### Stored items
--- --- ---
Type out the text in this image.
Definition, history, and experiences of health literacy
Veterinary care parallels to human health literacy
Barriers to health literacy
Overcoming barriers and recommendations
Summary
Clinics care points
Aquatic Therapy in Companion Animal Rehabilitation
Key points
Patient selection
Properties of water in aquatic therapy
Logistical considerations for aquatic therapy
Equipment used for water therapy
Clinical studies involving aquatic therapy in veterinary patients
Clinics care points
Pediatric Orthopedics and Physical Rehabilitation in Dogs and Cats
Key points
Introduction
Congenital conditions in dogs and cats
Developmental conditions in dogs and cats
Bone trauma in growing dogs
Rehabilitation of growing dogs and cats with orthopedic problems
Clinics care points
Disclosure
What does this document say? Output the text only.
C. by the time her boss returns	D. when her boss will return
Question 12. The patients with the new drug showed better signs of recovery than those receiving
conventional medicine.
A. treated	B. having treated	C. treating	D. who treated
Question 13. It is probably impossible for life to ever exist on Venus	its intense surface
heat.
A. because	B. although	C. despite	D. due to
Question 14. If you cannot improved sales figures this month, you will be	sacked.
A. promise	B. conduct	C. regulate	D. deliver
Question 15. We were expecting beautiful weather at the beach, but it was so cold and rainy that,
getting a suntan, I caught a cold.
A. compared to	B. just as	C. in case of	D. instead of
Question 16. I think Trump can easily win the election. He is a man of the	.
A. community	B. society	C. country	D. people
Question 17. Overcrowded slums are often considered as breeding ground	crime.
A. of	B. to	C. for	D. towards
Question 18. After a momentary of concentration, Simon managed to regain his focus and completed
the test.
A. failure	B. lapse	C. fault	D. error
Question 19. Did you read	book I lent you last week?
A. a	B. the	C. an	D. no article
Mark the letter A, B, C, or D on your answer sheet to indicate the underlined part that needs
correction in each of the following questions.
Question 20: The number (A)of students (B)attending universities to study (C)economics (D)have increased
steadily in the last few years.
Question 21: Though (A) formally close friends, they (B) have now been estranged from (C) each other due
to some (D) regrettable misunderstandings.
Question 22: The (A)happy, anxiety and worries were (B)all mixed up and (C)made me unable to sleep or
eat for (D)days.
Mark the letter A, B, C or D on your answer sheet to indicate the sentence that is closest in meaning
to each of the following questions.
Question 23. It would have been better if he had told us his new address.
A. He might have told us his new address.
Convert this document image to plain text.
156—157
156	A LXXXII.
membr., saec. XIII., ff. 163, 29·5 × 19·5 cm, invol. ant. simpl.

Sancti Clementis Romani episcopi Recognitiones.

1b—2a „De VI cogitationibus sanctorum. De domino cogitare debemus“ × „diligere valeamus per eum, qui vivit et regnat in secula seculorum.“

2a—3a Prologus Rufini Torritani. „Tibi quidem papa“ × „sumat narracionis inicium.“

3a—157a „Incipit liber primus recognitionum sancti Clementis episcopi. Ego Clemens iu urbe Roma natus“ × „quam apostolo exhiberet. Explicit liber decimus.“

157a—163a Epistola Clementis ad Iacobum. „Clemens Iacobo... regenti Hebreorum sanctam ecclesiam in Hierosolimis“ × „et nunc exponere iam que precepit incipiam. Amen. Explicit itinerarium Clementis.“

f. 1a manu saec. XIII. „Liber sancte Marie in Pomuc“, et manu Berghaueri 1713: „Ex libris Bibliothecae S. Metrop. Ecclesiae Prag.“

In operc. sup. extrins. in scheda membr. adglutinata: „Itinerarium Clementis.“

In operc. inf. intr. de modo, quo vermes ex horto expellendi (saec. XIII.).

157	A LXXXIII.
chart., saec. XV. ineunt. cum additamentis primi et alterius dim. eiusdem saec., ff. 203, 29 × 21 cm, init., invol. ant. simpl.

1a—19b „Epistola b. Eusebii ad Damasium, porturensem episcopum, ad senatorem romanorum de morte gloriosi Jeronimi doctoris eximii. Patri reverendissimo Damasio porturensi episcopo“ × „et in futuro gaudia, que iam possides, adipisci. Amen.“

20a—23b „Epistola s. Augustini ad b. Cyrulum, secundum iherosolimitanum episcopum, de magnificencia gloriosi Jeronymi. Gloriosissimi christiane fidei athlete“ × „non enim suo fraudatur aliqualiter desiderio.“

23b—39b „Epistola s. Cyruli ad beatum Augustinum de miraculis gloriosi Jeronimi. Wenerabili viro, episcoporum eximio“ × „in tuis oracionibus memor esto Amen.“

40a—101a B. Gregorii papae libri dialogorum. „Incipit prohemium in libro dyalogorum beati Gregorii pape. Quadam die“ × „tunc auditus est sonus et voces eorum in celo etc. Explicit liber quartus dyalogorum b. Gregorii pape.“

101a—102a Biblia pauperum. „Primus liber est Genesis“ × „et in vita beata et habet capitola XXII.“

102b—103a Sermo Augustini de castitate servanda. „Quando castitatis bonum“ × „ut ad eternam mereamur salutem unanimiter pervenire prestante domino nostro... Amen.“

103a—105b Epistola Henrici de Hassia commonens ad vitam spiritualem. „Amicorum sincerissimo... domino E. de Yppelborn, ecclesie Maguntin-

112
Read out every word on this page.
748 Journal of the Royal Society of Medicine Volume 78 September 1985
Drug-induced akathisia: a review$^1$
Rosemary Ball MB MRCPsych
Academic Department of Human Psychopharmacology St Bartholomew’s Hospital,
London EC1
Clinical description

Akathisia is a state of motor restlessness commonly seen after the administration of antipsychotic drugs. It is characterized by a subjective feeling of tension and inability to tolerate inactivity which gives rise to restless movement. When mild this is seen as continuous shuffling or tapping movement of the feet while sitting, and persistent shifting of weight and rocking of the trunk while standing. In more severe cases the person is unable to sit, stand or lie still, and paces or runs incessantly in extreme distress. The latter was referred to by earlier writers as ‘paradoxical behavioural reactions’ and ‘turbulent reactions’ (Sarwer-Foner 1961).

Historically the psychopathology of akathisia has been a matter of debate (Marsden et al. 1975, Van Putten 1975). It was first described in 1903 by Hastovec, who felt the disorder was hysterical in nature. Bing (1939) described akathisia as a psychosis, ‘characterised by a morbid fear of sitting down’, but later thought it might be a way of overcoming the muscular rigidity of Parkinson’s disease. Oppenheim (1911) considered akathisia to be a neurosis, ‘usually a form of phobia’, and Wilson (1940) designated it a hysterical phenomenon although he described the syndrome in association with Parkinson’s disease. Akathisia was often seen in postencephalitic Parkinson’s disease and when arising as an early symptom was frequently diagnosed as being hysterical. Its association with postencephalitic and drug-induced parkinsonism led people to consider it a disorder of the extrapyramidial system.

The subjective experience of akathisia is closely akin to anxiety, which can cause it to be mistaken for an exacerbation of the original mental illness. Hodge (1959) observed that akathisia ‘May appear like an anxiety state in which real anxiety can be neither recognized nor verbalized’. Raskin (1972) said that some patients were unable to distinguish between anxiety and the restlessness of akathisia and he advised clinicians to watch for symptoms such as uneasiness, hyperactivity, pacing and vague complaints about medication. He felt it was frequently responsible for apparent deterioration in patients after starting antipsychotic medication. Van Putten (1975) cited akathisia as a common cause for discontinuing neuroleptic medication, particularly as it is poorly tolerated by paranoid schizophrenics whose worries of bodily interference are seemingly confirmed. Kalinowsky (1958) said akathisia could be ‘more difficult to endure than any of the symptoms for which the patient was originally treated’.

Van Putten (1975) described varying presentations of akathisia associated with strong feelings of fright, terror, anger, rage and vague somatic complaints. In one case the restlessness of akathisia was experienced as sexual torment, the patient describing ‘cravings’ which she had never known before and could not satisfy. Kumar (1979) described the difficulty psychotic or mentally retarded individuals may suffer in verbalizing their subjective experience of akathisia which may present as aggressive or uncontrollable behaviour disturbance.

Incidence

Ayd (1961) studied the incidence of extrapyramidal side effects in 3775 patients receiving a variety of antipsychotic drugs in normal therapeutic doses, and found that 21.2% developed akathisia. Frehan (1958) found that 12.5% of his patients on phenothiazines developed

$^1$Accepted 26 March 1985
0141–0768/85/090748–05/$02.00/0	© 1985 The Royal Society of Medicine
--- --- ---
### What you will do
In the entries above, how many lines hold the word "cold"? Answer with the number only.

### Written response
2